What this task involves:
Check each line of the material below for the string "отмена", then report how many lines have it, and nothing else.

-- START OF Supplied material --

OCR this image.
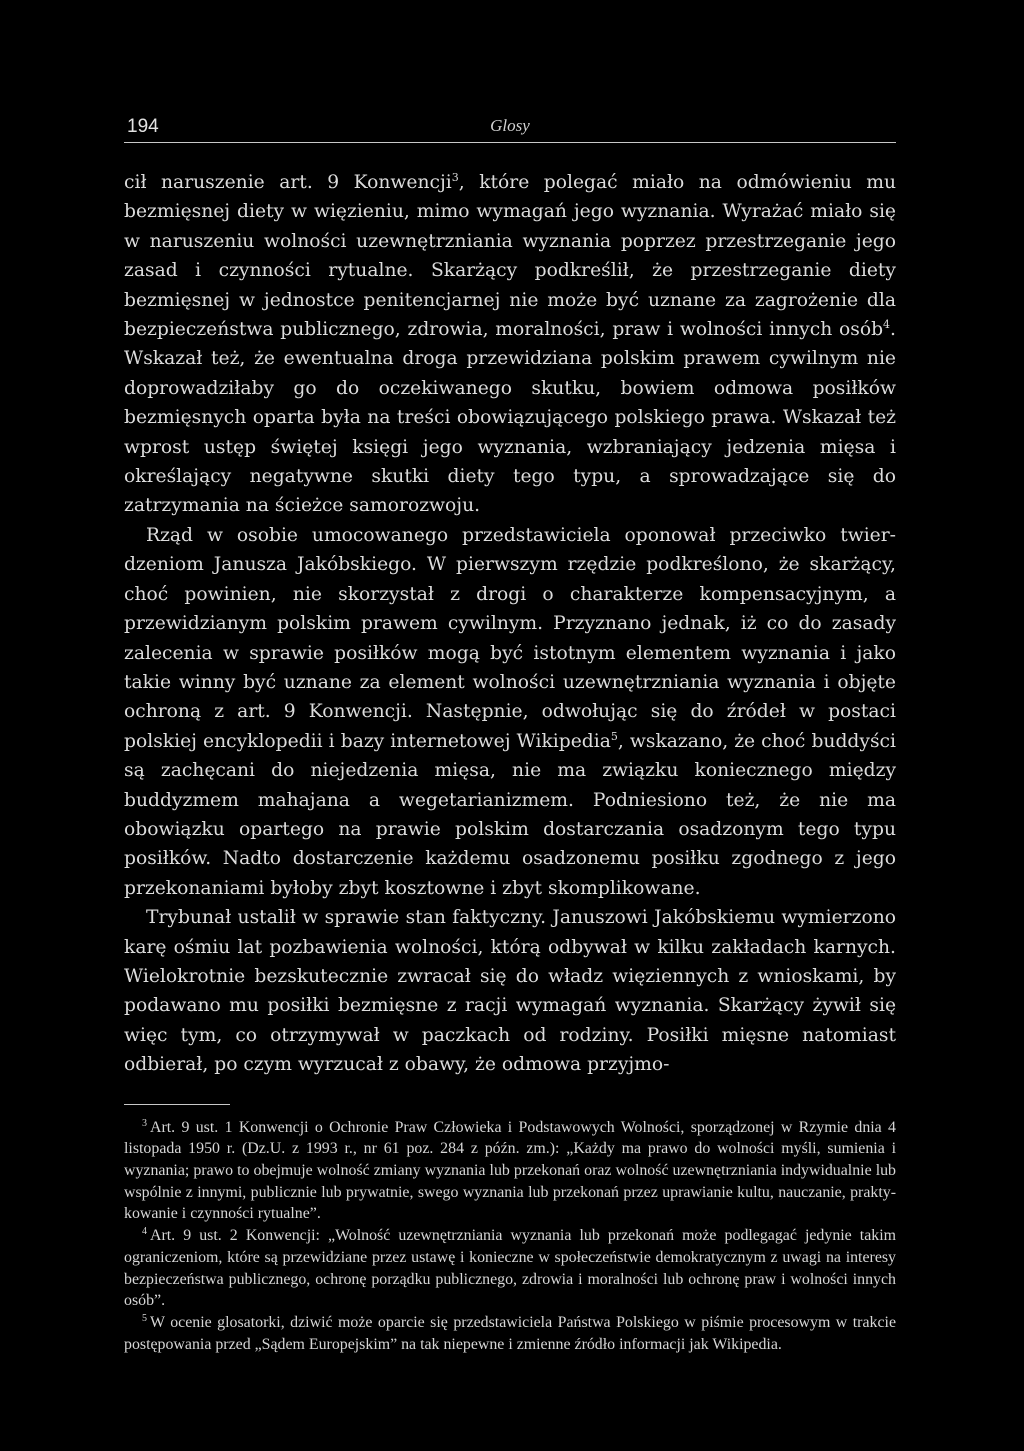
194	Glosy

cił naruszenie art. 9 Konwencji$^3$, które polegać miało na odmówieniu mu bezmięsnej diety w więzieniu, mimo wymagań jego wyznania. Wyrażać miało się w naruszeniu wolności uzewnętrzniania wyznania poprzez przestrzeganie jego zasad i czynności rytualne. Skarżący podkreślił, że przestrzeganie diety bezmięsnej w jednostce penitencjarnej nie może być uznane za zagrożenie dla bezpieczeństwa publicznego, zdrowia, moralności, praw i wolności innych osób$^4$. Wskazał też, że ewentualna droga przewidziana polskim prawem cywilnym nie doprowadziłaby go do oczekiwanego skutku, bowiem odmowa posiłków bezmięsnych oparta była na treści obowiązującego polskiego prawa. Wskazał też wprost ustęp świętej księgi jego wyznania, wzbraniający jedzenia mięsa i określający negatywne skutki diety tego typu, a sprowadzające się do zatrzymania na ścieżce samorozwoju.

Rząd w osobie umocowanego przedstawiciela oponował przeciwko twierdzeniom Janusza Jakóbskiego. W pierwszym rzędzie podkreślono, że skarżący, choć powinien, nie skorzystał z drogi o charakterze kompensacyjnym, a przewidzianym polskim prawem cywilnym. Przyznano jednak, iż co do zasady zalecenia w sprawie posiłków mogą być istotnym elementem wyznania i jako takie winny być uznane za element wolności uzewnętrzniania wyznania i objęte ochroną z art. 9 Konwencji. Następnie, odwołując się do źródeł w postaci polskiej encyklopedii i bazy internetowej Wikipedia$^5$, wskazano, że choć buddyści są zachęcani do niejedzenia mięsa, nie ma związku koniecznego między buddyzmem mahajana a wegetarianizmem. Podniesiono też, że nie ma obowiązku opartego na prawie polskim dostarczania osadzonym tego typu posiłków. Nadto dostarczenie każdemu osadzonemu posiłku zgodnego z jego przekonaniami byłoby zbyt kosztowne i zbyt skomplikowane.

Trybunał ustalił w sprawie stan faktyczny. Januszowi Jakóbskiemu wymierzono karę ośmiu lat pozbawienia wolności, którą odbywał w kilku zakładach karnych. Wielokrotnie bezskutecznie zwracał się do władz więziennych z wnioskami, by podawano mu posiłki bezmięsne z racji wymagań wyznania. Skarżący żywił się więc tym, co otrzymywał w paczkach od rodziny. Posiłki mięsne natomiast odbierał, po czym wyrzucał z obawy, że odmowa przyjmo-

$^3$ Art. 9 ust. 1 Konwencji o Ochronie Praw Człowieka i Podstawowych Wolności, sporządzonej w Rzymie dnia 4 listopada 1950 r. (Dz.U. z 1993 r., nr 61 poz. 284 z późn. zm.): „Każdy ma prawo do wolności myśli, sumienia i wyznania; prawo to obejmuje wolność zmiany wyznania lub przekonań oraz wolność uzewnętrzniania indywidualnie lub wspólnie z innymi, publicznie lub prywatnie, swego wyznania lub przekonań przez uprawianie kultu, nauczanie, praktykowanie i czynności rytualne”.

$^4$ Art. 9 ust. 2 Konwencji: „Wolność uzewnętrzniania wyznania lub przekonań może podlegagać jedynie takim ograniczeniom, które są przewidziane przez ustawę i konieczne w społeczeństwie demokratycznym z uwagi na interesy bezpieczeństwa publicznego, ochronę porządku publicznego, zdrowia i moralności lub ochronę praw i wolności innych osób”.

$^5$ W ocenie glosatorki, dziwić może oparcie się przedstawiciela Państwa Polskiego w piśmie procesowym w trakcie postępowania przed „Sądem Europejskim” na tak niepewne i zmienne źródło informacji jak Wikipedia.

-- END OF Supplied material --
-- START OF Supplied material --

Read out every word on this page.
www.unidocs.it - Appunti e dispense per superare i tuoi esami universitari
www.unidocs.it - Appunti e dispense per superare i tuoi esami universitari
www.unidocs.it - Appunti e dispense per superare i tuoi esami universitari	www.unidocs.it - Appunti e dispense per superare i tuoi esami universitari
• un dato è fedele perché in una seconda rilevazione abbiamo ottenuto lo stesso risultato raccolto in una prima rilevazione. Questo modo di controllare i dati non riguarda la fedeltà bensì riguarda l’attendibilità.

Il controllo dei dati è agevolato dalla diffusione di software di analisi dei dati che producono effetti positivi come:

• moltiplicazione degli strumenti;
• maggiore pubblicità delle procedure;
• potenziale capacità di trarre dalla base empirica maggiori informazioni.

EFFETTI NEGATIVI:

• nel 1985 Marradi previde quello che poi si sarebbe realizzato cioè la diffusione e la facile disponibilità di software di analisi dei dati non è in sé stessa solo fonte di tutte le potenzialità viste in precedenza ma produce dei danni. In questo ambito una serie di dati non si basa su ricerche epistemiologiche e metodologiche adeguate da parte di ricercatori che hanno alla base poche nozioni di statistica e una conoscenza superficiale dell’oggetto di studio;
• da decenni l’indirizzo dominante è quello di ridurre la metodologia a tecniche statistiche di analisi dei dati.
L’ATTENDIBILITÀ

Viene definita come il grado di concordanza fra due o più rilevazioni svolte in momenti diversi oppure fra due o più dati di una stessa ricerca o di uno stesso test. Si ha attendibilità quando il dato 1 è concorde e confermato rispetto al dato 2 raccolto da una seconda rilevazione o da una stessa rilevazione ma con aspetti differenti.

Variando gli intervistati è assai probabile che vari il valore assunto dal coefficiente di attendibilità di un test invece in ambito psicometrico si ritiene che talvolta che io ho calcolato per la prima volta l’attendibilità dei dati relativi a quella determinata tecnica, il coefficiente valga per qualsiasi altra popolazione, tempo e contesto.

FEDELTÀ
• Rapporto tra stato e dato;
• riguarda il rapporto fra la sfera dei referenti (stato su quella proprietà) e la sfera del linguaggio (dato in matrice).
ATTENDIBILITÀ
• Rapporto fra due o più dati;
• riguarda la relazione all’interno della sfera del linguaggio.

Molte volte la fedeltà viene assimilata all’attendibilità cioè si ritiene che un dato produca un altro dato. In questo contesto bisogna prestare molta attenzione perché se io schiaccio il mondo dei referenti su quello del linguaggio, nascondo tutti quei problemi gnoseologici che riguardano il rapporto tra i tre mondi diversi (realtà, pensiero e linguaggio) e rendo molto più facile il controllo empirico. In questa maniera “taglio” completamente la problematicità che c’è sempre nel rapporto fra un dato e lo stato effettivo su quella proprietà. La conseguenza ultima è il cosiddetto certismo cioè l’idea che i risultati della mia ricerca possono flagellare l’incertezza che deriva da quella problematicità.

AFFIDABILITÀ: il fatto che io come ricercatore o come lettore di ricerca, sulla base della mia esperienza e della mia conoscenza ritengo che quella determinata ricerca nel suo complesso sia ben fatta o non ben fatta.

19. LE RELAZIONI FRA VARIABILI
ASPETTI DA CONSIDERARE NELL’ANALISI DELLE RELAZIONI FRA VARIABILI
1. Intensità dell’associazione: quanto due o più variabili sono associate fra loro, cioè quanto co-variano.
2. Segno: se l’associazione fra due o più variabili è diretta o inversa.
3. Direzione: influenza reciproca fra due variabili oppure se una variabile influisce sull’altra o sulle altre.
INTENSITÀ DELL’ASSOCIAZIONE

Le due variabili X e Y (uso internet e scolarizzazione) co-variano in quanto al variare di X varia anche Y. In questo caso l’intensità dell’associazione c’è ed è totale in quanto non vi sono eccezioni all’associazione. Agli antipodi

-- END OF Supplied material --
-- START OF Supplied material --

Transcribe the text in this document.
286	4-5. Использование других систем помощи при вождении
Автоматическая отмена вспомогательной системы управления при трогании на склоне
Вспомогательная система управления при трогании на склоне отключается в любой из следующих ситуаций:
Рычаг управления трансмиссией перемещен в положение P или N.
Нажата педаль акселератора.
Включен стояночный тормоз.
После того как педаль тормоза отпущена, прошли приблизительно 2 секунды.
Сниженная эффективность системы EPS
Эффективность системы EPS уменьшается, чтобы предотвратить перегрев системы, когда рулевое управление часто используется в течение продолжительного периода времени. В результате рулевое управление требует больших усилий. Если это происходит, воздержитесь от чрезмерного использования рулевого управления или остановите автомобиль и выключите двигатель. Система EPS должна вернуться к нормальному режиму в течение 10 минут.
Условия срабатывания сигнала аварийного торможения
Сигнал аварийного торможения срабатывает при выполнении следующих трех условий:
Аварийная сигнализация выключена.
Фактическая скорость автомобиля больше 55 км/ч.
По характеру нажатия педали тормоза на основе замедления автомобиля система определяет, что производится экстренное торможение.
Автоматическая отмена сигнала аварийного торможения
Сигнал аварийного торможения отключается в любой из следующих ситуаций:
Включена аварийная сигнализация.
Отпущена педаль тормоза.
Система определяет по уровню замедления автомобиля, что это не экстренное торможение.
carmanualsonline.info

-- END OF Supplied material --

Answer to this task:
2